■ Listed records
^^^^^^^^

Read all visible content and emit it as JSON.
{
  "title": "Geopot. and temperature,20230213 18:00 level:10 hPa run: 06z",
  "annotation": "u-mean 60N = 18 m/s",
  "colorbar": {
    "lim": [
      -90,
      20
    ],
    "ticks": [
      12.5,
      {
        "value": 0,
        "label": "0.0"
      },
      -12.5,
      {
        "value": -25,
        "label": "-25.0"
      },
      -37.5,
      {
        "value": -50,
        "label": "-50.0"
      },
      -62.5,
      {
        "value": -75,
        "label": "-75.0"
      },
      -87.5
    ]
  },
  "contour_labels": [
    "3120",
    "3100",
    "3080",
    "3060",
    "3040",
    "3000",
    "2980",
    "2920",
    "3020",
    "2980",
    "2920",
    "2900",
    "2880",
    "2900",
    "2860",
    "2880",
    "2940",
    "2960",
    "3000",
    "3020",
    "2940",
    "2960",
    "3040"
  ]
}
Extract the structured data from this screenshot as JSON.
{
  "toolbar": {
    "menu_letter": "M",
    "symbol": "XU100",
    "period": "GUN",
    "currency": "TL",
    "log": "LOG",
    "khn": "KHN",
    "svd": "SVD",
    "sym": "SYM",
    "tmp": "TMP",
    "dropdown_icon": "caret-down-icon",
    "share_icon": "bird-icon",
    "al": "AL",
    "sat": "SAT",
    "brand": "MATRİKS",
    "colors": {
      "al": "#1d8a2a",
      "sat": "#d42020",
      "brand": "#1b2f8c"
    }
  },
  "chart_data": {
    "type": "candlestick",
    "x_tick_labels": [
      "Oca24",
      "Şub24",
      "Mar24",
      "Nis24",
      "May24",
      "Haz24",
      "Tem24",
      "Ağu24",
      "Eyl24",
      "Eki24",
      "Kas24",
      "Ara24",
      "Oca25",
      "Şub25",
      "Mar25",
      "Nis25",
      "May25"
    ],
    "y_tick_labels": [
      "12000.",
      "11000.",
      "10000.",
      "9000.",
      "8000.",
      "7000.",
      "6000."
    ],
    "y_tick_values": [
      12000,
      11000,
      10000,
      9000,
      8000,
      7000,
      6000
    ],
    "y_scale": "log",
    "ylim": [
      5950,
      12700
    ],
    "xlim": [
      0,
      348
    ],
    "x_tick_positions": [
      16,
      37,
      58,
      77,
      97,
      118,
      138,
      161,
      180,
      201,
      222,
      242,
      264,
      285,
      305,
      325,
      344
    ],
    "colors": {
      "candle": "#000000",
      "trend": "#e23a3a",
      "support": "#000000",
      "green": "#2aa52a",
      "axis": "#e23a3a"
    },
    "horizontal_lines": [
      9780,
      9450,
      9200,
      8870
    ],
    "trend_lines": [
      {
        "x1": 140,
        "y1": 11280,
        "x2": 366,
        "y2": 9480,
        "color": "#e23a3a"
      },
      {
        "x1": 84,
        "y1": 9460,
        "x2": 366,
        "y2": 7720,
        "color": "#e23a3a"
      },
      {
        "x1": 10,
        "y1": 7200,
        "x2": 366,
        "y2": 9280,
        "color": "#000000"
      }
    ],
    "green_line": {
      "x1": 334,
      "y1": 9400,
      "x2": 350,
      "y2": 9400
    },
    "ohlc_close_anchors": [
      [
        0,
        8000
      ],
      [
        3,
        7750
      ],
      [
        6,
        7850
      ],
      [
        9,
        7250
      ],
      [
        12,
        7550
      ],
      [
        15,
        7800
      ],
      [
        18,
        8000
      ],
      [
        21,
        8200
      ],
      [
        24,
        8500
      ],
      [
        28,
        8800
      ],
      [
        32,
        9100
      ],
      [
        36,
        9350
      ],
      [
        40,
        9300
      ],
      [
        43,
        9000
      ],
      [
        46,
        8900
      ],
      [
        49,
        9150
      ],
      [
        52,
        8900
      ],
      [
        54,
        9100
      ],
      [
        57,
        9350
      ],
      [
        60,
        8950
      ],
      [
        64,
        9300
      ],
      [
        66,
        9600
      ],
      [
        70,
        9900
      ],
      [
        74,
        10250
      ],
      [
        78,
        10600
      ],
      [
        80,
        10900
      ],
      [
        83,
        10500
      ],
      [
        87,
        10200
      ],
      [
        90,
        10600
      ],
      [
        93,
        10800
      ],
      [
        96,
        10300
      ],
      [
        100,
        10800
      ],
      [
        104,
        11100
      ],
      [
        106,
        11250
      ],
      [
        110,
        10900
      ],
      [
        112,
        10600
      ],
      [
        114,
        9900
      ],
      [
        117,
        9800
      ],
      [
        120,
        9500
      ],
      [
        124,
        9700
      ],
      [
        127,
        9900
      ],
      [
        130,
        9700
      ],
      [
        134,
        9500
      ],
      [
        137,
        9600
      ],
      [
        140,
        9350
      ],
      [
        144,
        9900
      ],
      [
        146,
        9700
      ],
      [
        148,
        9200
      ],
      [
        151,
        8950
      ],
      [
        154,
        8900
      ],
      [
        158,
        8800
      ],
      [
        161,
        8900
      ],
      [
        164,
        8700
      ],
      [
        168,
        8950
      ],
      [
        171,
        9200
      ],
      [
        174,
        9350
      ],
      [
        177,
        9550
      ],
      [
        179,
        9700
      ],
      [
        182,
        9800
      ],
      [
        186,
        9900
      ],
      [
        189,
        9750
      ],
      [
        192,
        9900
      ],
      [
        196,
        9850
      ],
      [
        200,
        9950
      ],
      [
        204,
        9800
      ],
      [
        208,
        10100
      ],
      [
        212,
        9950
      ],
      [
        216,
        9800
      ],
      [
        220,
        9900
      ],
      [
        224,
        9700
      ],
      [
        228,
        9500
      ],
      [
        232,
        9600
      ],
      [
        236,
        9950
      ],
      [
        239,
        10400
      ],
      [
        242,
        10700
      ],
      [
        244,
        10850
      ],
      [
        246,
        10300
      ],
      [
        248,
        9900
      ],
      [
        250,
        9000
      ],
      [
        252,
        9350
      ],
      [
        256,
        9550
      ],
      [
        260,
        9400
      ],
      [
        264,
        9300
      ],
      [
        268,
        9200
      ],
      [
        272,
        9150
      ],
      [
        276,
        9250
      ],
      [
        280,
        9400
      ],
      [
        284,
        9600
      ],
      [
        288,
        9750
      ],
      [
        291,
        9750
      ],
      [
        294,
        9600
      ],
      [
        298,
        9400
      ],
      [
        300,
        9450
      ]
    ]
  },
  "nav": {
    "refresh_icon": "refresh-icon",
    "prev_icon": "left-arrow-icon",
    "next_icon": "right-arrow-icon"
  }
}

^^^^^^^^

■ Aim
Take the listing above and set it down exactly.

■ Solved problem
Read all visible content and emit it as JSON.
{
  "title": "Geopot. and temperature,20230213 18:00 level:10 hPa run: 06z",
  "annotation": "u-mean 60N = 18 m/s",
  "colorbar": {
    "lim": [
      -90,
      20
    ],
    "ticks": [
      12.5,
      {
        "value": 0,
        "label": "0.0"
      },
      -12.5,
      {
        "value": -25,
        "label": "-25.0"
      },
      -37.5,
      {
        "value": -50,
        "label": "-50.0"
      },
      -62.5,
      {
        "value": -75,
        "label": "-75.0"
      },
      -87.5
    ]
  },
  "contour_labels": [
    "3120",
    "3100",
    "3080",
    "3060",
    "3040",
    "3000",
    "2980",
    "2920",
    "3020",
    "2980",
    "2920",
    "2900",
    "2880",
    "2900",
    "2860",
    "2880",
    "2940",
    "2960",
    "3000",
    "3020",
    "2940",
    "2960",
    "3040"
  ]
}
Extract the structured data from this screenshot as JSON.
{
  "toolbar": {
    "menu_letter": "M",
    "symbol": "XU100",
    "period": "GUN",
    "currency": "TL",
    "log": "LOG",
    "khn": "KHN",
    "svd": "SVD",
    "sym": "SYM",
    "tmp": "TMP",
    "dropdown_icon": "caret-down-icon",
    "share_icon": "bird-icon",
    "al": "AL",
    "sat": "SAT",
    "brand": "MATRİKS",
    "colors": {
      "al": "#1d8a2a",
      "sat": "#d42020",
      "brand": "#1b2f8c"
    }
  },
  "chart_data": {
    "type": "candlestick",
    "x_tick_labels": [
      "Oca24",
      "Şub24",
      "Mar24",
      "Nis24",
      "May24",
      "Haz24",
      "Tem24",
      "Ağu24",
      "Eyl24",
      "Eki24",
      "Kas24",
      "Ara24",
      "Oca25",
      "Şub25",
      "Mar25",
      "Nis25",
      "May25"
    ],
    "y_tick_labels": [
      "12000.",
      "11000.",
      "10000.",
      "9000.",
      "8000.",
      "7000.",
      "6000."
    ],
    "y_tick_values": [
      12000,
      11000,
      10000,
      9000,
      8000,
      7000,
      6000
    ],
    "y_scale": "log",
    "ylim": [
      5950,
      12700
    ],
    "xlim": [
      0,
      348
    ],
    "x_tick_positions": [
      16,
      37,
      58,
      77,
      97,
      118,
      138,
      161,
      180,
      201,
      222,
      242,
      264,
      285,
      305,
      325,
      344
    ],
    "colors": {
      "candle": "#000000",
      "trend": "#e23a3a",
      "support": "#000000",
      "green": "#2aa52a",
      "axis": "#e23a3a"
    },
    "horizontal_lines": [
      9780,
      9450,
      9200,
      8870
    ],
    "trend_lines": [
      {
        "x1": 140,
        "y1": 11280,
        "x2": 366,
        "y2": 9480,
        "color": "#e23a3a"
      },
      {
        "x1": 84,
        "y1": 9460,
        "x2": 366,
        "y2": 7720,
        "color": "#e23a3a"
      },
      {
        "x1": 10,
        "y1": 7200,
        "x2": 366,
        "y2": 9280,
        "color": "#000000"
      }
    ],
    "green_line": {
      "x1": 334,
      "y1": 9400,
      "x2": 350,
      "y2": 9400
    },
    "ohlc_close_anchors": [
      [
        0,
        8000
      ],
      [
        3,
        7750
      ],
      [
        6,
        7850
      ],
      [
        9,
        7250
      ],
      [
        12,
        7550
      ],
      [
        15,
        7800
      ],
      [
        18,
        8000
      ],
      [
        21,
        8200
      ],
      [
        24,
        8500
      ],
      [
        28,
        8800
      ],
      [
        32,
        9100
      ],
      [
        36,
        9350
      ],
      [
        40,
        9300
      ],
      [
        43,
        9000
      ],
      [
        46,
        8900
      ],
      [
        49,
        9150
      ],
      [
        52,
        8900
      ],
      [
        54,
        9100
      ],
      [
        57,
        9350
      ],
      [
        60,
        8950
      ],
      [
        64,
        9300
      ],
      [
        66,
        9600
      ],
      [
        70,
        9900
      ],
      [
        74,
        10250
      ],
      [
        78,
        10600
      ],
      [
        80,
        10900
      ],
      [
        83,
        10500
      ],
      [
        87,
        10200
      ],
      [
        90,
        10600
      ],
      [
        93,
        10800
      ],
      [
        96,
        10300
      ],
      [
        100,
        10800
      ],
      [
        104,
        11100
      ],
      [
        106,
        11250
      ],
      [
        110,
        10900
      ],
      [
        112,
        10600
      ],
      [
        114,
        9900
      ],
      [
        117,
        9800
      ],
      [
        120,
        9500
      ],
      [
        124,
        9700
      ],
      [
        127,
        9900
      ],
      [
        130,
        9700
      ],
      [
        134,
        9500
      ],
      [
        137,
        9600
      ],
      [
        140,
        9350
      ],
      [
        144,
        9900
      ],
      [
        146,
        9700
      ],
      [
        148,
        9200
      ],
      [
        151,
        8950
      ],
      [
        154,
        8900
      ],
      [
        158,
        8800
      ],
      [
        161,
        8900
      ],
      [
        164,
        8700
      ],
      [
        168,
        8950
      ],
      [
        171,
        9200
      ],
      [
        174,
        9350
      ],
      [
        177,
        9550
      ],
      [
        179,
        9700
      ],
      [
        182,
        9800
      ],
      [
        186,
        9900
      ],
      [
        189,
        9750
      ],
      [
        192,
        9900
      ],
      [
        196,
        9850
      ],
      [
        200,
        9950
      ],
      [
        204,
        9800
      ],
      [
        208,
        10100
      ],
      [
        212,
        9950
      ],
      [
        216,
        9800
      ],
      [
        220,
        9900
      ],
      [
        224,
        9700
      ],
      [
        228,
        9500
      ],
      [
        232,
        9600
      ],
      [
        236,
        9950
      ],
      [
        239,
        10400
      ],
      [
        242,
        10700
      ],
      [
        244,
        10850
      ],
      [
        246,
        10300
      ],
      [
        248,
        9900
      ],
      [
        250,
        9000
      ],
      [
        252,
        9350
      ],
      [
        256,
        9550
      ],
      [
        260,
        9400
      ],
      [
        264,
        9300
      ],
      [
        268,
        9200
      ],
      [
        272,
        9150
      ],
      [
        276,
        9250
      ],
      [
        280,
        9400
      ],
      [
        284,
        9600
      ],
      [
        288,
        9750
      ],
      [
        291,
        9750
      ],
      [
        294,
        9600
      ],
      [
        298,
        9400
      ],
      [
        300,
        9450
      ]
    ]
  },
  "nav": {
    "refresh_icon": "refresh-icon",
    "prev_icon": "left-arrow-icon",
    "next_icon": "right-arrow-icon"
  }
}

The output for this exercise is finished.